◆ Stored records ◆
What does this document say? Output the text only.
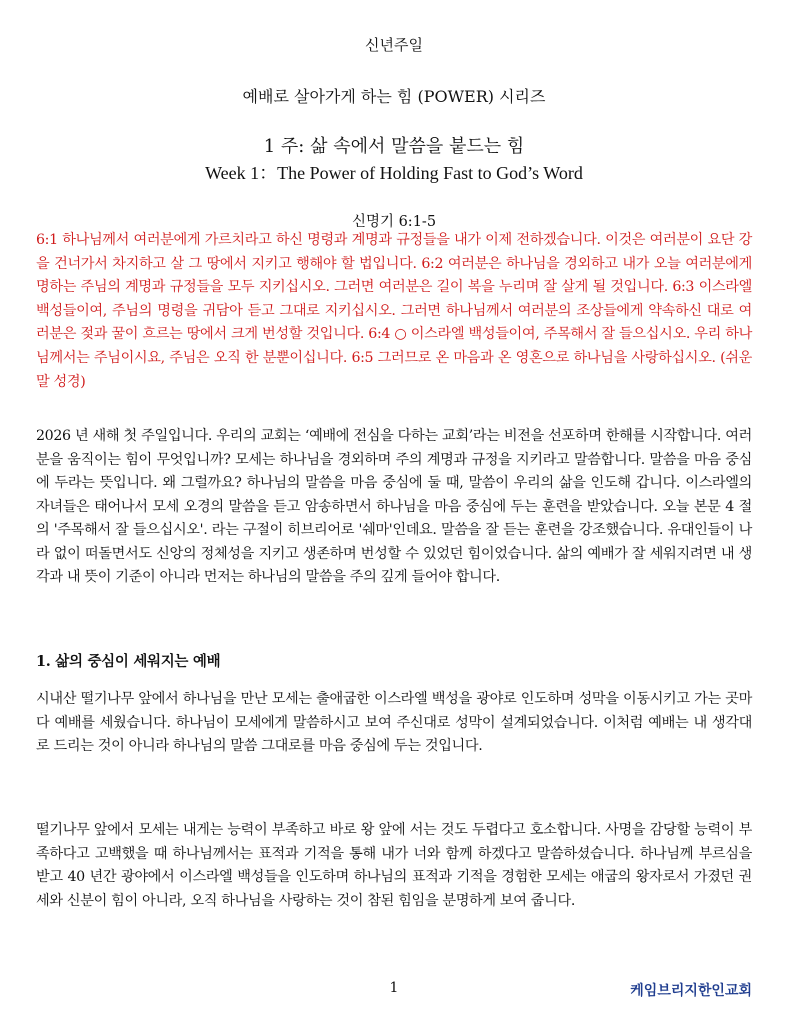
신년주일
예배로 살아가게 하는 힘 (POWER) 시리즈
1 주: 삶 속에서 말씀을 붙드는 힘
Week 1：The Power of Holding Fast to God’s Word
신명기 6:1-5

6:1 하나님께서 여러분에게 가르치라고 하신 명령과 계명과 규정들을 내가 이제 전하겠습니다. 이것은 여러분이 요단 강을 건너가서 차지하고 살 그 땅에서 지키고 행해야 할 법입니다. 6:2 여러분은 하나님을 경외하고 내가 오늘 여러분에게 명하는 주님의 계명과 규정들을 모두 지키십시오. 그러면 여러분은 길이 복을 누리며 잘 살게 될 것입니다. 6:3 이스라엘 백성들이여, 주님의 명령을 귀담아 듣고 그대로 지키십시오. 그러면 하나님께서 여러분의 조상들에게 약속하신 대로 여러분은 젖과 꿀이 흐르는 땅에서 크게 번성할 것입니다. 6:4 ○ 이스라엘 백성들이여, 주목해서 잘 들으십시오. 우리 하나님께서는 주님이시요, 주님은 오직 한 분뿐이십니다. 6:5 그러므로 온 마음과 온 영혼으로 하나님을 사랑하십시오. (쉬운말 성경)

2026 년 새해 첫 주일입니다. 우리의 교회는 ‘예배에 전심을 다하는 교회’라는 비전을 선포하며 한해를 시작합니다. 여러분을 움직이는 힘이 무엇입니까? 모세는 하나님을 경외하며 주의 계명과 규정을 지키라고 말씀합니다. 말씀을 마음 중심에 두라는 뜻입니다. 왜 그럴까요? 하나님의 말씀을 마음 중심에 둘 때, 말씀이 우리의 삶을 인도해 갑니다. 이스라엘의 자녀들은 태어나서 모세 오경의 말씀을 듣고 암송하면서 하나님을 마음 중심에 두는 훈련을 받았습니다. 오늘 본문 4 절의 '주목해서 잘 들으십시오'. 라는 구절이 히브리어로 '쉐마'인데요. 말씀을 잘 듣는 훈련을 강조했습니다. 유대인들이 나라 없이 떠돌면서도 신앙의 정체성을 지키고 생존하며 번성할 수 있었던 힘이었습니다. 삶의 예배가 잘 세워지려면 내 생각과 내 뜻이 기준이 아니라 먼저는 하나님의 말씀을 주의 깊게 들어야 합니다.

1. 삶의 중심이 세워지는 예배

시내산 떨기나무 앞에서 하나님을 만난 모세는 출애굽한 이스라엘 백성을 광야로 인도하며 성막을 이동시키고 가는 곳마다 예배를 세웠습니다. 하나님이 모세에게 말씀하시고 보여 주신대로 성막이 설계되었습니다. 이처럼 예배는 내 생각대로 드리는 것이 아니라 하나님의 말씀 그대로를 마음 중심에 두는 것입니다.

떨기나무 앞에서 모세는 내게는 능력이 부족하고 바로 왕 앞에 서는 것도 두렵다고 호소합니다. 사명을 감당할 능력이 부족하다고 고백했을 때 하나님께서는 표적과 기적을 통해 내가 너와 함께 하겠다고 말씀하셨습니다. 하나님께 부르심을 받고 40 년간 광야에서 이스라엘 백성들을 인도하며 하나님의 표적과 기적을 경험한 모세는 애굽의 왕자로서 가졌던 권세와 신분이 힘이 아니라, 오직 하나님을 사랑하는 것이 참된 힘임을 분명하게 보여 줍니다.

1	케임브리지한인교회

==

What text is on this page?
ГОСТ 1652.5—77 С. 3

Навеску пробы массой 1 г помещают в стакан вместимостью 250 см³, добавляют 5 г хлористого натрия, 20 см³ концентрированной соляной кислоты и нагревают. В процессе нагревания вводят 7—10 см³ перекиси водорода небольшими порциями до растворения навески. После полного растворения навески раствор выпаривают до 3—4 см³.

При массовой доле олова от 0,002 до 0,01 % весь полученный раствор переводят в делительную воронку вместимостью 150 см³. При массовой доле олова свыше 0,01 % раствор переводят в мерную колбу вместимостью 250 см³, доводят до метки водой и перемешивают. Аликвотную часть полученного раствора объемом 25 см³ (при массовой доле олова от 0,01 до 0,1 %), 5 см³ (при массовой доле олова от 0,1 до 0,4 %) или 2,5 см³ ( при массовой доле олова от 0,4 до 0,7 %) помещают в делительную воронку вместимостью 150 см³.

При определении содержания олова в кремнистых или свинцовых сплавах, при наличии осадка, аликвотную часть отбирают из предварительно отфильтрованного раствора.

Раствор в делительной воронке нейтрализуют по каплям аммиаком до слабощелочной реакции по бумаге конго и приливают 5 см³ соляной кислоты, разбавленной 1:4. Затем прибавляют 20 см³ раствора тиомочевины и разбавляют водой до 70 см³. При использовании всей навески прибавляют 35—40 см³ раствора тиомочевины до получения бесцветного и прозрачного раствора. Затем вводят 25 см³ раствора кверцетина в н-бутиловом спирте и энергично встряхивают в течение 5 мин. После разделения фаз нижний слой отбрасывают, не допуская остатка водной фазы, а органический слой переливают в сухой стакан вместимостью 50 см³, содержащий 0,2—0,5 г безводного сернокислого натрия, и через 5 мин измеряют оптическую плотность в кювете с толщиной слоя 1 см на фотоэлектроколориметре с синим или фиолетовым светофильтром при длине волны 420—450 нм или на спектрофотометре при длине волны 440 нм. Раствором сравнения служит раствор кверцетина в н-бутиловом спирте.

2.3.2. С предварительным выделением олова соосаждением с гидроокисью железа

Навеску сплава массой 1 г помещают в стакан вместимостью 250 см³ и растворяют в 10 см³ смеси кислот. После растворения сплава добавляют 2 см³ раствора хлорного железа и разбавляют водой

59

◆ Do this ◆
Going through the lines above one by one, tally those with the word "것입니다" and give only the total.

◆ Task answer ◆
2